## GIVEN TASK
Omit the pictures from the entries below and retype everything else exactly.

[Items listed in a dataset]
** begin **
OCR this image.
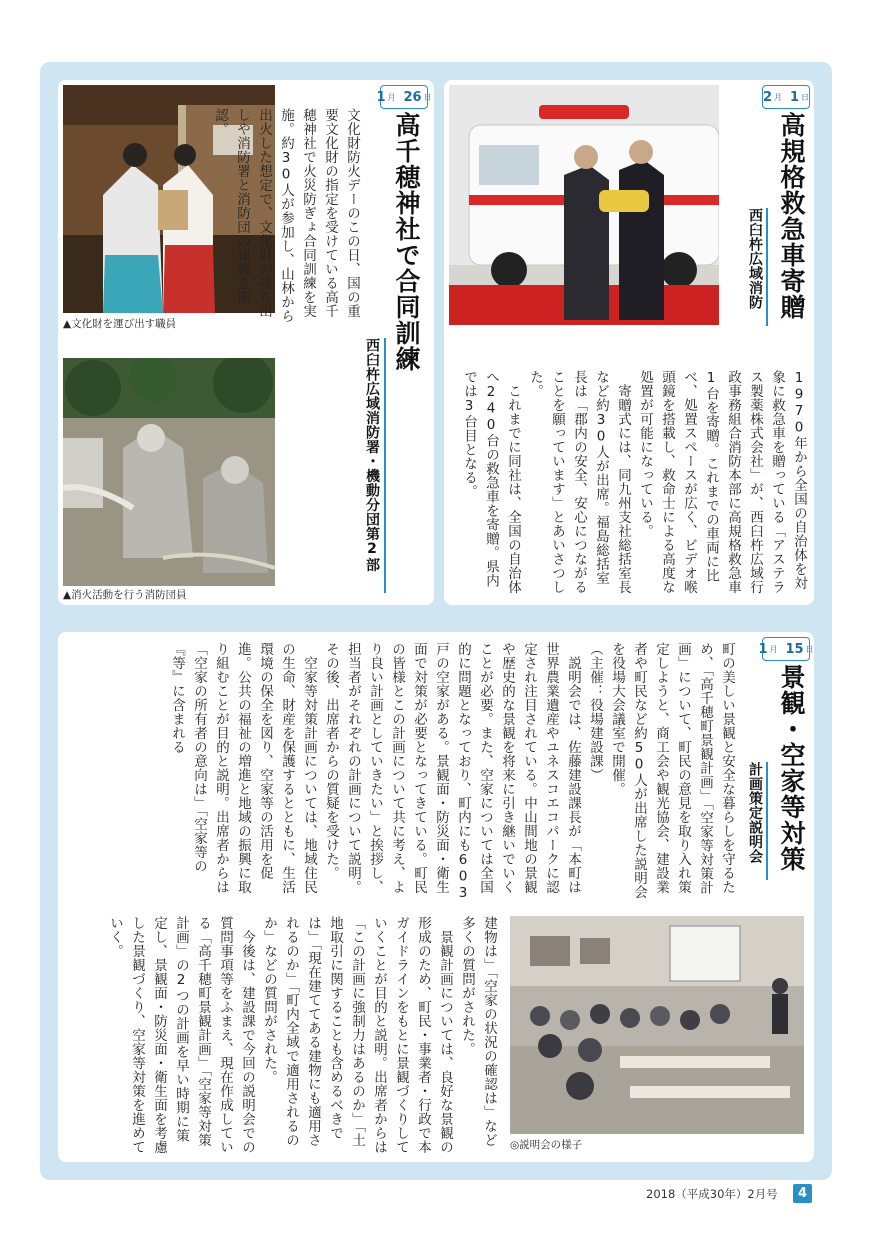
▲文化財を運び出す職員
▲消火活動を行う消防団員
1 月 26 日
高千穂神社で合同訓練
西臼杵広域消防署・機動分団第2部
文化財防火デーのこの日、国の重要文化財の指定を受けている高千穂神社で火災防ぎょ合同訓練を実施。約30人が参加し、山林から出火した想定で、文化財の持ち出しや消防署と消防団の連携を確認。
2 月 1 日
高規格救急車寄贈
西臼杵広域消防
1970年から全国の自治体を対象に救急車を贈っている「アステラス製薬株式会社」が、西臼杵広域行政事務組合消防本部に高規格救急車1台を寄贈。これまでの車両に比べ、処置スペースが広く、ビデオ喉頭鏡を搭載し、救命士による高度な処置が可能になっている。
　寄贈式には、同九州支社総括室長など約30人が出席。福島総括室長は「郡内の安全、安心につながることを願っています」とあいさつした。
　これまでに同社は、全国の自治体へ240台の救急車を寄贈。県内では3台目となる。
1 月 15 日
景観・空家等対策
計画策定説明会
町の美しい景観と安全な暮らしを守るため、「高千穂町景観計画」「空家等対策計画」について、町民の意見を取り入れ策定しようと、商工会や観光協会、建設業者や町民など約50人が出席した説明会を役場大会議室で開催。
（主催：役場建設課）
　説明会では、佐藤建設課長が「本町は世界農業遺産やユネスコエコパークに認定され注目されている。中山間地の景観や歴史的な景観を将来に引き継いでいくことが必要。また、空家については全国的に問題となっており、町内にも603戸の空家がある。景観面・防災面・衛生面で対策が必要となってきている。町民の皆様とこの計画について共に考え、より良い計画としていきたい」と挨拶し、担当者がそれぞれの計画について説明。その後、出席者からの質疑を受けた。
　空家等対策計画については、地域住民の生命、財産を保護するとともに、生活環境の保全を図り、空家等の活用を促進。公共の福祉の増進と地域の振興に取り組むことが目的と説明。出席者からは「空家の所有者の意向は」「空家等の『等』に含まれる
◎説明会の様子
建物は」「空家の状況の確認は」など多くの質問がされた。
　景観計画については、良好な景観の形成のため、町民・事業者・行政で本ガイドラインをもとに景観づくりしていくことが目的と説明。出席者からは「この計画に強制力はあるのか」「土地取引に関することも含めるべきでは」「現在建ててある建物にも適用されるのか」「町内全域で適用されるのか」などの質問がされた。
　今後は、建設課で今回の説明会での質問事項等をふまえ、現在作成している「高千穂町景観計画」「空家等対策計画」の2つの計画を早い時期に策定し、景観面・防災面・衛生面を考慮した景観づくり、空家等対策を進めていく。
2018（平成30年）2月号	4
** end **
## EXERCISE RESPONSE
OCR this image.
▲文化財を運び出す職員
▲消火活動を行う消防団員
1 月 26 日
高千穂神社で合同訓練
西臼杵広域消防署・機動分団第2部
文化財防火デーのこの日、国の重要文化財の指定を受けている高千穂神社で火災防ぎょ合同訓練を実施。約30人が参加し、山林から出火した想定で、文化財の持ち出しや消防署と消防団の連携を確認。
2 月 1 日
高規格救急車寄贈
西臼杵広域消防
1970年から全国の自治体を対象に救急車を贈っている「アステラス製薬株式会社」が、西臼杵広域行政事務組合消防本部に高規格救急車1台を寄贈。これまでの車両に比べ、処置スペースが広く、ビデオ喉頭鏡を搭載し、救命士による高度な処置が可能になっている。
　寄贈式には、同九州支社総括室長など約30人が出席。福島総括室長は「郡内の安全、安心につながることを願っています」とあいさつした。
　これまでに同社は、全国の自治体へ240台の救急車を寄贈。県内では3台目となる。
1 月 15 日
景観・空家等対策
計画策定説明会
町の美しい景観と安全な暮らしを守るため、「高千穂町景観計画」「空家等対策計画」について、町民の意見を取り入れ策定しようと、商工会や観光協会、建設業者や町民など約50人が出席した説明会を役場大会議室で開催。
（主催：役場建設課）
　説明会では、佐藤建設課長が「本町は世界農業遺産やユネスコエコパークに認定され注目されている。中山間地の景観や歴史的な景観を将来に引き継いでいくことが必要。また、空家については全国的に問題となっており、町内にも603戸の空家がある。景観面・防災面・衛生面で対策が必要となってきている。町民の皆様とこの計画について共に考え、より良い計画としていきたい」と挨拶し、担当者がそれぞれの計画について説明。その後、出席者からの質疑を受けた。
　空家等対策計画については、地域住民の生命、財産を保護するとともに、生活環境の保全を図り、空家等の活用を促進。公共の福祉の増進と地域の振興に取り組むことが目的と説明。出席者からは「空家の所有者の意向は」「空家等の『等』に含まれる
◎説明会の様子
建物は」「空家の状況の確認は」など多くの質問がされた。
　景観計画については、良好な景観の形成のため、町民・事業者・行政で本ガイドラインをもとに景観づくりしていくことが目的と説明。出席者からは「この計画に強制力はあるのか」「土地取引に関することも含めるべきでは」「現在建ててある建物にも適用されるのか」「町内全域で適用されるのか」などの質問がされた。
　今後は、建設課で今回の説明会での質問事項等をふまえ、現在作成している「高千穂町景観計画」「空家等対策計画」の2つの計画を早い時期に策定し、景観面・防災面・衛生面を考慮した景観づくり、空家等対策を進めていく。
2018（平成30年）2月号	4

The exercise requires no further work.